:: Extrait à lire ::
Etrange atmosphère, qui évoque celle qui régnait aux temps du référendum sur le traité constitutionnel européen. Les sondages donnent huit à dix points d’avance à Emmanuel Macron, mais cet écart confortable semble soudain fragile. Macron a perdu quatre ou cinq points en une semaine de campagne, ses arguments, même les plus justes, peinent à accrocher, les électeurs fillonistes et les mélenchonistes pensent que «le système» (lequel ? peu importe : la justice, les médias, la finance, tout, quoi…) leur a volé la qualification, ce qui rend les reports plus difficiles. Macron est pour la mondialisation, l’Europe plus unie, l’immigration, la concurrence, l’ouverture : tout ce que les Français, si souvent, détestent.
Iago de la République,
Nicolas Dupont-Aignan a rejoint le Front national qu’il avait juré de combattre. Aussitôt, ses deux vice-présidents ont démissionné, préférant la solitude au déshonneur. On lui promet en échange Matignon. C’est donc la soupe qui le motive, fatigué d’un long chemin solitaire. Une soupe à l’oseille : on soupçonne un arrangement financier qui lui permettra de se faire rembourser des avances de campagne.
:::
:: Lignes fournies ::
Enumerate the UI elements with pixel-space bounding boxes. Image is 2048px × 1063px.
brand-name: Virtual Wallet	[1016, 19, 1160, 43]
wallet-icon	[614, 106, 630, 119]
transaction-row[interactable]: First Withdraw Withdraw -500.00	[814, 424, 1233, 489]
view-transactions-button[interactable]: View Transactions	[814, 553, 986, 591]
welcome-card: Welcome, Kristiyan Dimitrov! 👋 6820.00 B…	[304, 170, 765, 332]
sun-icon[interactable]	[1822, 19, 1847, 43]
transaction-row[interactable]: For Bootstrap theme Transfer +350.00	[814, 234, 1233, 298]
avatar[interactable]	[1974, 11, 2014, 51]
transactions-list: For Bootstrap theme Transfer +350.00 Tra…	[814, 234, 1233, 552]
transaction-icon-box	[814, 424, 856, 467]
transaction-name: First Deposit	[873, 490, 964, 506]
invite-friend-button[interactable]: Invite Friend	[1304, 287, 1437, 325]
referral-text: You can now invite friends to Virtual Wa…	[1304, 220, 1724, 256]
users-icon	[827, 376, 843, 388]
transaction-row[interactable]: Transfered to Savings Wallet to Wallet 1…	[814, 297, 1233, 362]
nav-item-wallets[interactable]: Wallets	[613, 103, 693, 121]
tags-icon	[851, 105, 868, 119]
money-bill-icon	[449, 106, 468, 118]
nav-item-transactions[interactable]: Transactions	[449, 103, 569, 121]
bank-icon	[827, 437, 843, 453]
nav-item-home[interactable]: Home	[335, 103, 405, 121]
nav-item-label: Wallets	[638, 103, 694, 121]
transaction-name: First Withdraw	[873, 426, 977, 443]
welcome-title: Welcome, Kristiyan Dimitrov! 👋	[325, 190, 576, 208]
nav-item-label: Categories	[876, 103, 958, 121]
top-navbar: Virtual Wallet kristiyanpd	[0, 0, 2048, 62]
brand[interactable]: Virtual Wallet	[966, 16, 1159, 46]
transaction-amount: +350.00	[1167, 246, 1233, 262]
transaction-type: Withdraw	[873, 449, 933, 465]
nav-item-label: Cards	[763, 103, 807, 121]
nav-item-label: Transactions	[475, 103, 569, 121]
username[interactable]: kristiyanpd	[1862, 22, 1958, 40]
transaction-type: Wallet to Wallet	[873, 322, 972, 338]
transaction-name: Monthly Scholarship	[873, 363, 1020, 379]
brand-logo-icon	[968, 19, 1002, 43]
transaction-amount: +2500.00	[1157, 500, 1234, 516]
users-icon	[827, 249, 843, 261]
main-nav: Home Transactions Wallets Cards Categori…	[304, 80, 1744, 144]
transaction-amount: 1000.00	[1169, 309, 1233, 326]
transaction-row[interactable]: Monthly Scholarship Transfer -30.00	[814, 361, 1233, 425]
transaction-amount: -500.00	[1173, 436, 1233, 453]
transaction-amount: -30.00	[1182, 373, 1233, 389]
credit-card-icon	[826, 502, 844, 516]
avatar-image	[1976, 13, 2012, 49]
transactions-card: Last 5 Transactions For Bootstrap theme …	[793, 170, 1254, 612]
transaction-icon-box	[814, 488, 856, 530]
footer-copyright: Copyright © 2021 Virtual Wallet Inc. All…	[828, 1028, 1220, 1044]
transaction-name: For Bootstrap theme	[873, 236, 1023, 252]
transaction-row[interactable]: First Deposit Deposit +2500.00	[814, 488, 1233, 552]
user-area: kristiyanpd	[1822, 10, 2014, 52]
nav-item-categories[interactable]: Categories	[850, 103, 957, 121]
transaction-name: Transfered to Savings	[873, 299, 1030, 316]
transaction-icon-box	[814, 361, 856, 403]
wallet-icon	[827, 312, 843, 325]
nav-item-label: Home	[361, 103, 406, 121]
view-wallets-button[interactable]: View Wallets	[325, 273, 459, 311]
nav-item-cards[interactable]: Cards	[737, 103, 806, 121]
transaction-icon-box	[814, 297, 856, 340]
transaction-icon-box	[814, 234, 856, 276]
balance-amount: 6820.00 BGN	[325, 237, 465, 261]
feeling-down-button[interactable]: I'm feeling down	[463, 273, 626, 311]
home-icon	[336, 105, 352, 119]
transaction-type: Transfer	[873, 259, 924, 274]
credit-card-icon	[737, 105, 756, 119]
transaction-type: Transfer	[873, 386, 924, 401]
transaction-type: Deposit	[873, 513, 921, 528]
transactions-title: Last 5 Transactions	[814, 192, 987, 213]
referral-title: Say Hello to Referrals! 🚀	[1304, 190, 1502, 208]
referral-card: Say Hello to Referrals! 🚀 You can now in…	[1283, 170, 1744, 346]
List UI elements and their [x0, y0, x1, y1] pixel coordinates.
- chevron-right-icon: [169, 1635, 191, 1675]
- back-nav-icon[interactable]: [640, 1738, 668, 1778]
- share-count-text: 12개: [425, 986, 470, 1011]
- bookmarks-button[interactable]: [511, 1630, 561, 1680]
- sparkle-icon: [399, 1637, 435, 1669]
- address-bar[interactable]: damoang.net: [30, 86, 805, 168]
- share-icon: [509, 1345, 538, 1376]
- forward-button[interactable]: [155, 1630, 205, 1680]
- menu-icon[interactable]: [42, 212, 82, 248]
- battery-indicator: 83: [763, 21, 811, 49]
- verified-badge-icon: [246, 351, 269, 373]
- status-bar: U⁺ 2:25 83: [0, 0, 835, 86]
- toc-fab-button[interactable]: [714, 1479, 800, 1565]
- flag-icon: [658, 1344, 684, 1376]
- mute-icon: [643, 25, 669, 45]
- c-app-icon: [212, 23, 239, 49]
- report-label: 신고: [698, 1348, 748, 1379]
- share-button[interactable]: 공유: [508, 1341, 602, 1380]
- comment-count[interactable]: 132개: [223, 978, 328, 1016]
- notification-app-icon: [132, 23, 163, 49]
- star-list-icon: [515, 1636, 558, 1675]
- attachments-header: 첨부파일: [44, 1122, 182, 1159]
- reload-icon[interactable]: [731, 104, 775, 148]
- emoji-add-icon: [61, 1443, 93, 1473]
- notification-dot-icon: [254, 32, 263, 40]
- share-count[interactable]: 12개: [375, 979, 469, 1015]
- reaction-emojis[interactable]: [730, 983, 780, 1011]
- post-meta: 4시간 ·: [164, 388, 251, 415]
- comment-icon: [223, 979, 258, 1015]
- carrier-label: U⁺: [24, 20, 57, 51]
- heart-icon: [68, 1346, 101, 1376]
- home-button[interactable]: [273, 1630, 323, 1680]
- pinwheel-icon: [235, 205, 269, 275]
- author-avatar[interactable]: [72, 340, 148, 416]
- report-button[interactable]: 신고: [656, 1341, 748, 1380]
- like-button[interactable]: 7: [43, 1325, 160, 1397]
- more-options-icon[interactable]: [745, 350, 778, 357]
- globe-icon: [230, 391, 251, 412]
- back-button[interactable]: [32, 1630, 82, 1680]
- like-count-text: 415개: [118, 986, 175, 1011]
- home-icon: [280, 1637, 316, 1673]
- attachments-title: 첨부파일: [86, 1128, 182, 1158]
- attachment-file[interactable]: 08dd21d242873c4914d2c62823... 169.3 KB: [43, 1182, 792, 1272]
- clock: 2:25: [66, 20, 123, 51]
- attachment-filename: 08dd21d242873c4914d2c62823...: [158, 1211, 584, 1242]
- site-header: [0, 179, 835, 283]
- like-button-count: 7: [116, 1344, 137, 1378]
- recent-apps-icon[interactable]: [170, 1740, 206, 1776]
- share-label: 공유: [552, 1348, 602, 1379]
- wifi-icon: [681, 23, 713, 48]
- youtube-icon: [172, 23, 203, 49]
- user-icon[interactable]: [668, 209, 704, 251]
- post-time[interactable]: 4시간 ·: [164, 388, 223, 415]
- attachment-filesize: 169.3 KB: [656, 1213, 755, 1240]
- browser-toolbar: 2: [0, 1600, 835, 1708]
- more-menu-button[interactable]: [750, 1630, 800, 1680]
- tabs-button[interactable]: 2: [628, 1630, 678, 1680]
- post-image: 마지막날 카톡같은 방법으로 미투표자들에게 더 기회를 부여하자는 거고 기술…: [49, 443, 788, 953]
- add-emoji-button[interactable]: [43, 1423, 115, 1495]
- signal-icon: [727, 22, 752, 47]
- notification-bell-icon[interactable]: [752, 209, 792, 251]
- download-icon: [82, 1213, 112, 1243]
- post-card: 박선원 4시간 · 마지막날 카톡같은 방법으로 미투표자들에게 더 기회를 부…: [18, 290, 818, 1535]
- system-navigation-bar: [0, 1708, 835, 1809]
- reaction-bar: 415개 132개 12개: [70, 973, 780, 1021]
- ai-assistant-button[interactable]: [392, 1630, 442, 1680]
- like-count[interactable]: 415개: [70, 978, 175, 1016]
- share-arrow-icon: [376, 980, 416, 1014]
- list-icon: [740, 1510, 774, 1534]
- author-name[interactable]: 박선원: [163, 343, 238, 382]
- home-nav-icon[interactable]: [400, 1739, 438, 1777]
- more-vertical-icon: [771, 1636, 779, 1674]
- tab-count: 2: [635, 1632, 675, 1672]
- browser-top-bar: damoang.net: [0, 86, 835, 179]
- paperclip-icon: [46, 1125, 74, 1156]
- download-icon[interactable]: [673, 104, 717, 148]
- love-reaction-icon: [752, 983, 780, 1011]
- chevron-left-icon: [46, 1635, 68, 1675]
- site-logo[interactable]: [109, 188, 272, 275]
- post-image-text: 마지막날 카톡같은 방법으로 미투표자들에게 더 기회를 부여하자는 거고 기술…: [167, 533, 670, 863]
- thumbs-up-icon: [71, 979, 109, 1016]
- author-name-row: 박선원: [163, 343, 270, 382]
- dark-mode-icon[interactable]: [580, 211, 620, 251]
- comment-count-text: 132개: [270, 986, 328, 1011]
:::
● **Consignes de travail**
a - Mettez à jour le passage de l'extrait qui va de « Etrange atmosphère, qui » jusqu'à « si souvent, détestent. », en remplaçant « une semaine » par « dix jours ».
b - Les affirmations suivantes sont-elles conformes à l'extrait ? Répondez par oui ou par non, en citant à chaque fois les mots de l'extrait qui tranchent.
(i) Les sondages donnent à Emmanuel Macron huit à dix points d'avance.
(ii) Les deux vice-présidents de Nicolas Dupont-Aignan sont restés à ses côtés.
(iii) Macron a gagné des points en une semaine de campagne.

● **Réponses à l'exercice**
a -
Etrange atmosphère, qui évoque celle qui régnait aux temps du référendum sur le traité constitutionnel européen. Les sondages donnent huit à dix points d’avance à Emmanuel Macron, mais cet écart confortable semble soudain fragile. Macron a perdu quatre ou cinq points en dix jours de campagne, ses arguments, même les plus justes, peinent à accrocher, les électeurs fillonistes et les mélenchonistes pensent que «le système» (lequel ? peu importe : la justice, les médias, la finance, tout, quoi…) leur a volé la qualification, ce qui rend les reports plus difficiles. Macron est pour la mondialisation, l’Europe plus unie, l’immigration, la concurrence, l’ouverture : tout ce que les Français, si souvent, détestent.

b -
(i) Oui : « Les sondages donnent huit à dix points d’avance à Emmanuel Macron ».
(ii) Non : « ses deux vice-présidents ont démissionné ».
(iii) Non : « Macron a perdu quatre ou cinq points en une semaine de campagne ».